How many rows below contain the string "Private"? Reply with the number alone.
= = = = =
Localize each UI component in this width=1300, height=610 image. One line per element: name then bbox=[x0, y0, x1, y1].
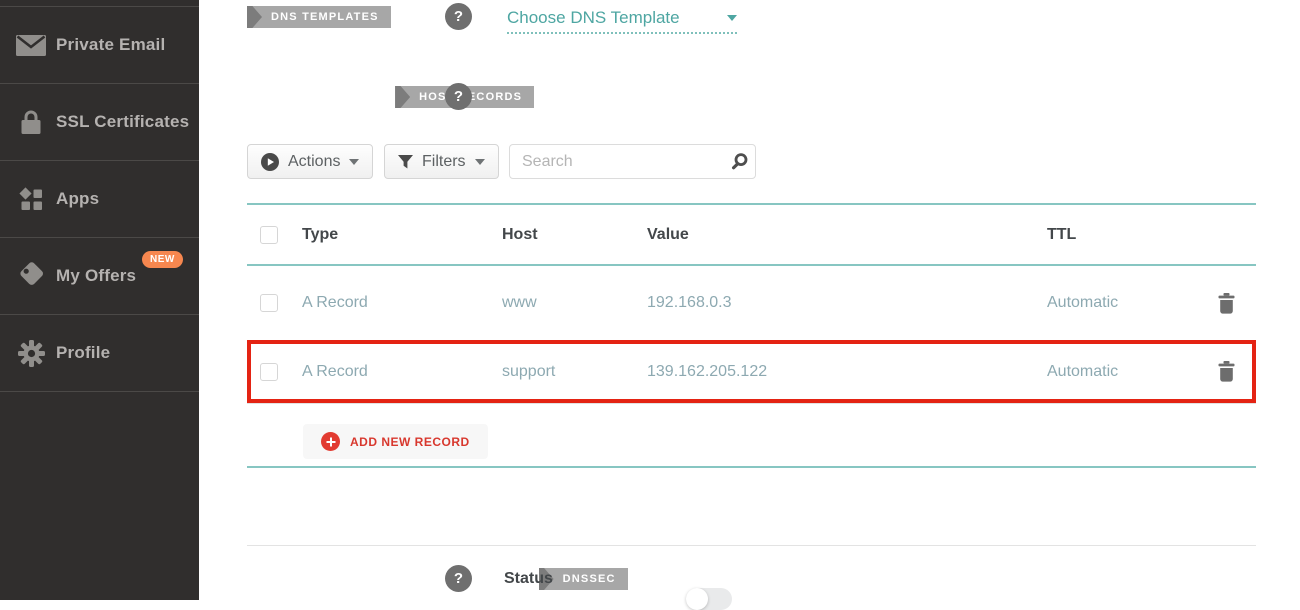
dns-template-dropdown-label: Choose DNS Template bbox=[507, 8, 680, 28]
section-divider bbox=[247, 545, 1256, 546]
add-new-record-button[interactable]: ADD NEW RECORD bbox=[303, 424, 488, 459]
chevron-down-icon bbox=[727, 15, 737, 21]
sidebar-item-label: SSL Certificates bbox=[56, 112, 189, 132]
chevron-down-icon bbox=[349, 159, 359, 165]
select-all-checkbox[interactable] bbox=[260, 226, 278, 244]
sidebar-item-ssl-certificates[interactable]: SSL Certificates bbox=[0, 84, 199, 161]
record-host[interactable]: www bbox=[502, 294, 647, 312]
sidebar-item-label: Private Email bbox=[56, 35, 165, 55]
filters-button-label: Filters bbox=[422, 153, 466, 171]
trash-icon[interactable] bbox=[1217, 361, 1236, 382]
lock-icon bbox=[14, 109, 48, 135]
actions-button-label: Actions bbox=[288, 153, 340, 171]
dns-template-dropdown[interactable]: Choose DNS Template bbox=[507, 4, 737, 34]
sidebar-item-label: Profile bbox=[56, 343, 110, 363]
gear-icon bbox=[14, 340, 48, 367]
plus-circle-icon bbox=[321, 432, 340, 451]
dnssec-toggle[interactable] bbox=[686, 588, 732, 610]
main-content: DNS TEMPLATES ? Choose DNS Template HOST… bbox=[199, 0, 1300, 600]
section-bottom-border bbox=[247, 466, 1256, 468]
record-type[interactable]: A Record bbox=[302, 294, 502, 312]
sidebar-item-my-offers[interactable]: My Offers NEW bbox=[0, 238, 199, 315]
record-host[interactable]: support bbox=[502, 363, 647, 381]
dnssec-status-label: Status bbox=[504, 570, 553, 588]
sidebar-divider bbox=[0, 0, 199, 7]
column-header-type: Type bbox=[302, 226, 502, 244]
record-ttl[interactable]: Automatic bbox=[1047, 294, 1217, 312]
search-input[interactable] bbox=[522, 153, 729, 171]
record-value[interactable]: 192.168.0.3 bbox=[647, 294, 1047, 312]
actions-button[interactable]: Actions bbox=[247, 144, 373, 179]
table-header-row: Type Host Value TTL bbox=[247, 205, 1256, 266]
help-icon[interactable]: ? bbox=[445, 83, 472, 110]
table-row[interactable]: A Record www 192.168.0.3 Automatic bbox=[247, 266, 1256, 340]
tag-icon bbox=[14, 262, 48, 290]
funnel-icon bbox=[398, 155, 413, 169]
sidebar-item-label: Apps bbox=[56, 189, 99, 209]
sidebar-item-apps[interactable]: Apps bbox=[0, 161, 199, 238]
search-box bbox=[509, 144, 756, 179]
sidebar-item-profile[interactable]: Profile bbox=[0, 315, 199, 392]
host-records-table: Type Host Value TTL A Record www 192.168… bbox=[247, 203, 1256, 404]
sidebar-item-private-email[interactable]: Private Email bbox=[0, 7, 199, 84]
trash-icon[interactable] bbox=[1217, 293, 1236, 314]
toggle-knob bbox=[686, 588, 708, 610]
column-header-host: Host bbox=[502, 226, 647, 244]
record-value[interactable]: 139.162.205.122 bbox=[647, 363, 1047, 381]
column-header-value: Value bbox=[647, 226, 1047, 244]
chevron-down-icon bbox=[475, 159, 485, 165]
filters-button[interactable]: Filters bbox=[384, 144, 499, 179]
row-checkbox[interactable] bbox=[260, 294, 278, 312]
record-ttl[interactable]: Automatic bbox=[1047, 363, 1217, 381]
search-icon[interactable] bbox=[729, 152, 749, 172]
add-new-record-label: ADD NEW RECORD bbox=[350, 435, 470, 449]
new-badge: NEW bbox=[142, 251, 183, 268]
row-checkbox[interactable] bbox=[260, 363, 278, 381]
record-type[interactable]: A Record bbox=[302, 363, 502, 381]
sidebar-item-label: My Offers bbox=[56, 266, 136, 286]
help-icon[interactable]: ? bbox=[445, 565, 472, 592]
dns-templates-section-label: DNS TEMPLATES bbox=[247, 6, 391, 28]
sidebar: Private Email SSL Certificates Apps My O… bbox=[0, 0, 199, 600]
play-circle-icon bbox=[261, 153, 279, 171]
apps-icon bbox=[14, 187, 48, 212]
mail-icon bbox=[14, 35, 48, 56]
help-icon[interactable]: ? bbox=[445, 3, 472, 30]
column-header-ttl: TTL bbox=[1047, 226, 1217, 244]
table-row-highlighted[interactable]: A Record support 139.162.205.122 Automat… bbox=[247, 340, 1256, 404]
= = = = =
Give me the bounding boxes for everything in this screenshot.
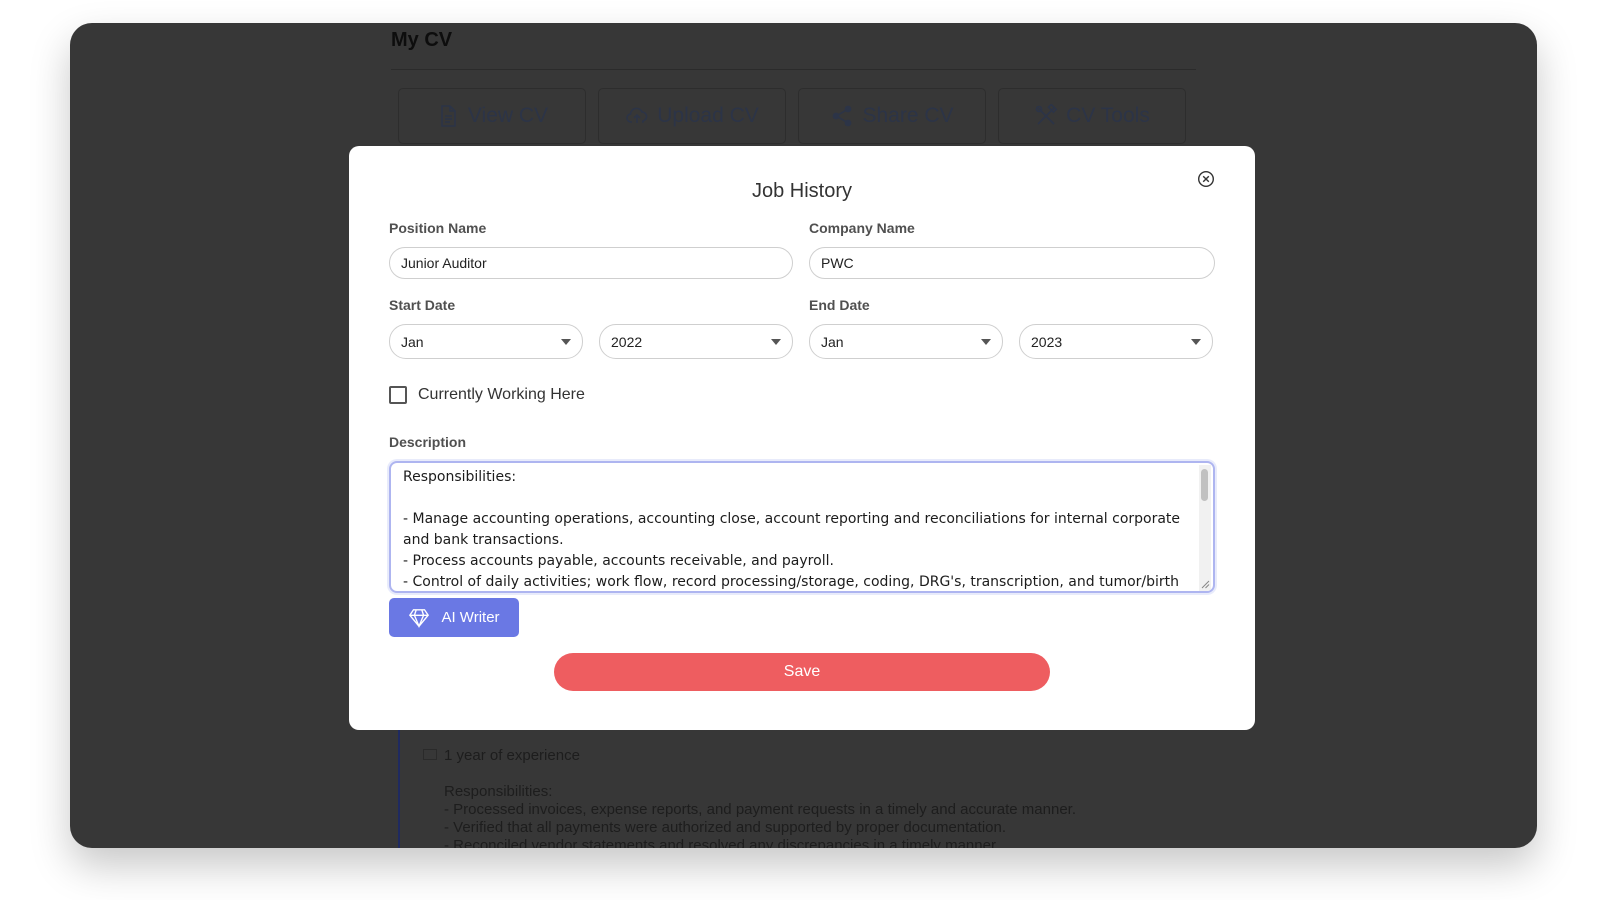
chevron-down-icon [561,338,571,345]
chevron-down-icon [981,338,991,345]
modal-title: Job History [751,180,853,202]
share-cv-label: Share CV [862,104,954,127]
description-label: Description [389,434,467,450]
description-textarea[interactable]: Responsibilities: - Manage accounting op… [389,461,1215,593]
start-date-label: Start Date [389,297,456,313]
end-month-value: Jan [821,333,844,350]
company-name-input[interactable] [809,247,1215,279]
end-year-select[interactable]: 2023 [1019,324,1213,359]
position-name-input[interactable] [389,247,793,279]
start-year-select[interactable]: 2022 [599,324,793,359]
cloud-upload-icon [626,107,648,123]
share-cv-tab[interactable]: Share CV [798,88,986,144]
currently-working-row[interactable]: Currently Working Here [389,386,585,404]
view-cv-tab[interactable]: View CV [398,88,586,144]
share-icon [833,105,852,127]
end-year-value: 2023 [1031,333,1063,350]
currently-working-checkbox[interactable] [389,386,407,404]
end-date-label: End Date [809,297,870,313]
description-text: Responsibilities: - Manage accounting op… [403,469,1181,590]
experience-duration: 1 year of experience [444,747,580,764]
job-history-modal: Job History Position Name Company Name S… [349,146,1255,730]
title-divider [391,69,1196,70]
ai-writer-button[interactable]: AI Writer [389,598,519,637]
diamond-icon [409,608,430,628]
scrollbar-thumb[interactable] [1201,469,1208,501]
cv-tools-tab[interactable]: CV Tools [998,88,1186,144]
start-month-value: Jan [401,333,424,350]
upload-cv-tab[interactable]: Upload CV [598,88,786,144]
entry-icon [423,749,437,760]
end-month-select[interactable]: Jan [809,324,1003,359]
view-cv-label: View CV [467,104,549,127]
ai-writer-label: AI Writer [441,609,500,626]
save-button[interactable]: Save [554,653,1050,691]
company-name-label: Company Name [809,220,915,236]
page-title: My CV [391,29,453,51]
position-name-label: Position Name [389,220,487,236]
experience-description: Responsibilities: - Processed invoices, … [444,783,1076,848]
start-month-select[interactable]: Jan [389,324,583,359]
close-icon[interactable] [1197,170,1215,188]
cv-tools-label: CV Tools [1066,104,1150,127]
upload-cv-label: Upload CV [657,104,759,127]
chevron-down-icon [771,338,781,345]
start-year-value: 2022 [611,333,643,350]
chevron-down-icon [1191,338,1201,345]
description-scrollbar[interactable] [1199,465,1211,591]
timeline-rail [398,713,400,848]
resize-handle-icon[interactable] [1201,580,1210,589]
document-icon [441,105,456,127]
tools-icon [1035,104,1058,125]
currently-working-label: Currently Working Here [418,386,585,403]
= = = = =
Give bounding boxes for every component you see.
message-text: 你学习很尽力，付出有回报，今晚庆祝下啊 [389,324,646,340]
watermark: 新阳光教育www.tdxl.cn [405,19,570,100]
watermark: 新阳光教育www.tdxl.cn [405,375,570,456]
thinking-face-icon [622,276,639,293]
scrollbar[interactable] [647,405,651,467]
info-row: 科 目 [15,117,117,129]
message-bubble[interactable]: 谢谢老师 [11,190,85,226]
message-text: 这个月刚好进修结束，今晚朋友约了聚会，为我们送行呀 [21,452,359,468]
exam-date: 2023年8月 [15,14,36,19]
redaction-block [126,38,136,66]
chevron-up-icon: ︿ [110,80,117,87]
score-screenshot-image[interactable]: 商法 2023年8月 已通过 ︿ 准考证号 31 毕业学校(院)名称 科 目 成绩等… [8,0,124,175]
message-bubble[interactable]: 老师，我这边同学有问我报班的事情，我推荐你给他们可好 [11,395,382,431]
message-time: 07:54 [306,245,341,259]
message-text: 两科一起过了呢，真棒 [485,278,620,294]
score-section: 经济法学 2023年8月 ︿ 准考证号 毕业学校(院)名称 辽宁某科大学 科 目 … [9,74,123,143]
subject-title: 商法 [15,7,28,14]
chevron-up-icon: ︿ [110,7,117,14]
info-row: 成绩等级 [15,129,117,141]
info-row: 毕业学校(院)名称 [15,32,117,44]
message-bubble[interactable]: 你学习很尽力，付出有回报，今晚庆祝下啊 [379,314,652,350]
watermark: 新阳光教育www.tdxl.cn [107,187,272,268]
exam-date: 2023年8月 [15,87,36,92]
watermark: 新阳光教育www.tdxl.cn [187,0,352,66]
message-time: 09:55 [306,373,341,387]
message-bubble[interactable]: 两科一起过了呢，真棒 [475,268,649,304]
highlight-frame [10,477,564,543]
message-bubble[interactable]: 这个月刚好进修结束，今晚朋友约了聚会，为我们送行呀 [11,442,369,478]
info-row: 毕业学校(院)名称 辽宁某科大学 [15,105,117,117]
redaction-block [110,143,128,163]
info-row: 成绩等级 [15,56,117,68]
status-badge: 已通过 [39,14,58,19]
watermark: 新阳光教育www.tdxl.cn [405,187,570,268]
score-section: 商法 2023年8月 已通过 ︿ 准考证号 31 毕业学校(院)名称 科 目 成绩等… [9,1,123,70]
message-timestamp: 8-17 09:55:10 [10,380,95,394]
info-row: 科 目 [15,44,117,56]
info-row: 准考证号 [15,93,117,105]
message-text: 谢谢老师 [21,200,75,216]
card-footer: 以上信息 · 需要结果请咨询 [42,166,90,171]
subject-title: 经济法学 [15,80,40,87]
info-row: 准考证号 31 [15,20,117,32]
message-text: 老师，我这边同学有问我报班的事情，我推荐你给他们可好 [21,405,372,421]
= = = = =
#### [Answer for the task]
3